Quote all entries exactly, leaving pictures aside.

————

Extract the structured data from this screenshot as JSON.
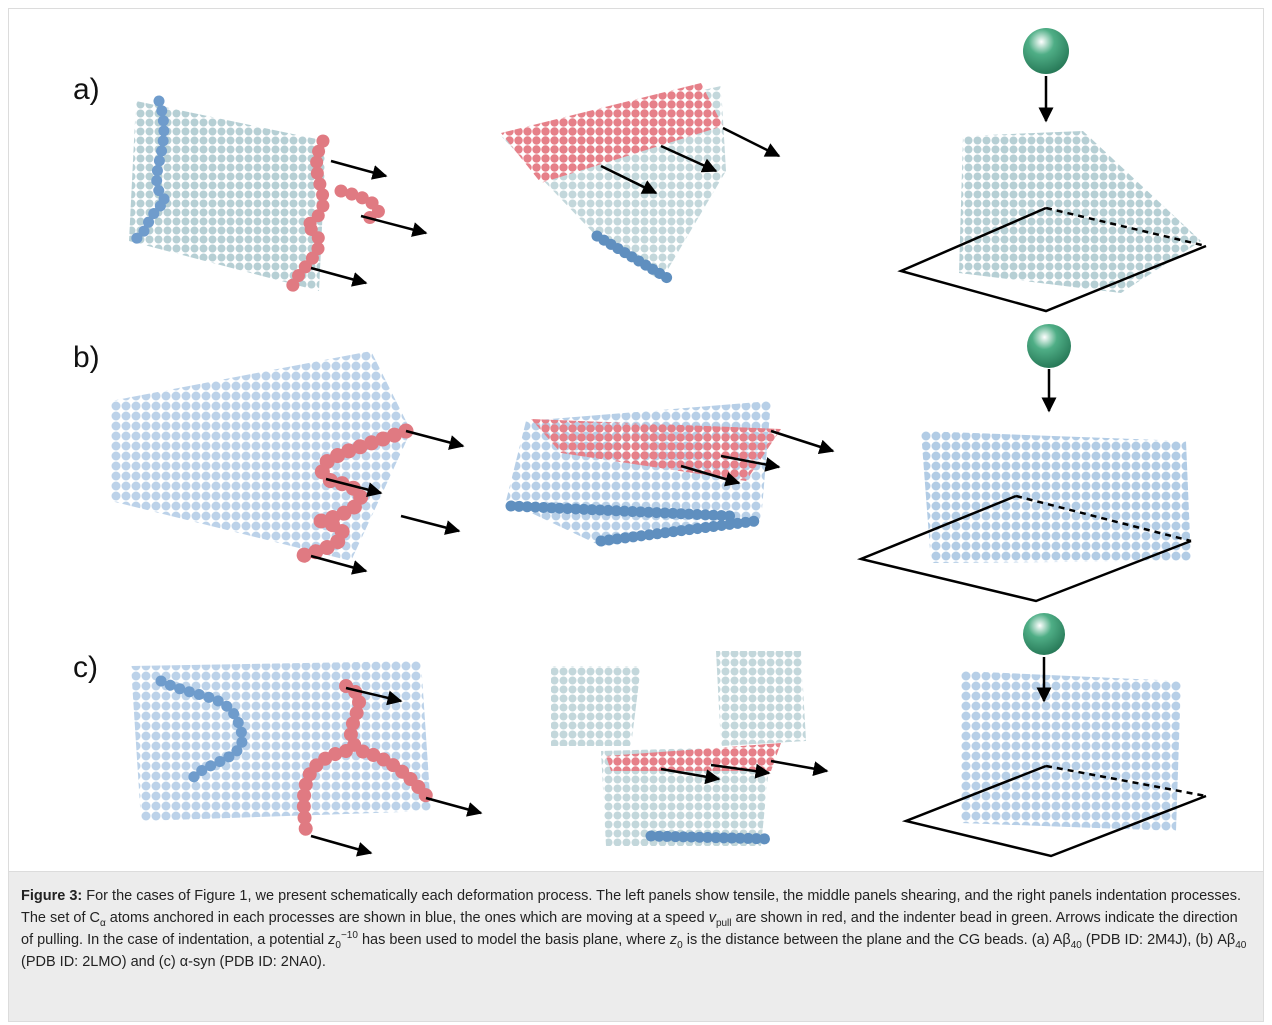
{
  "figure": {
    "panel_labels": [
      "a)",
      "b)",
      "c)"
    ]
  },
  "caption": {
    "label": "Figure 3:",
    "segments": [
      "For the cases of Figure 1, we present schematically each deformation process. The left panels show tensile, the middle panels shearing, and the right panels indentation processes. The set of C",
      "α",
      " atoms anchored in each processes are shown in blue, the ones which are moving at a speed ",
      "v",
      "pull",
      " are shown in red, and the indenter bead in green. Arrows indicate the direction of pulling. In the case of indentation, a potential ",
      "z",
      "0",
      "−10",
      " has been used to model the basis plane, where ",
      "z",
      "0",
      " is the distance between the plane and the CG beads. (a) Aβ",
      "40",
      " (PDB ID: 2M4J), (b) Aβ",
      "40",
      " (PDB ID: 2LMO) and (c) α-syn (PDB ID: 2NA0)."
    ]
  }
}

————

▸ **Complete output**:
Extract the structured data from this screenshot as JSON.
{
  "figure": {
    "panel_labels": [
      "a)",
      "b)",
      "c)"
    ]
  },
  "caption": {
    "label": "Figure 3:",
    "segments": [
      "For the cases of Figure 1, we present schematically each deformation process. The left panels show tensile, the middle panels shearing, and the right panels indentation processes. The set of C",
      "α",
      " atoms anchored in each processes are shown in blue, the ones which are moving at a speed ",
      "v",
      "pull",
      " are shown in red, and the indenter bead in green. Arrows indicate the direction of pulling. In the case of indentation, a potential ",
      "z",
      "0",
      "−10",
      " has been used to model the basis plane, where ",
      "z",
      "0",
      " is the distance between the plane and the CG beads. (a) Aβ",
      "40",
      " (PDB ID: 2M4J), (b) Aβ",
      "40",
      " (PDB ID: 2LMO) and (c) α-syn (PDB ID: 2NA0)."
    ]
  }
}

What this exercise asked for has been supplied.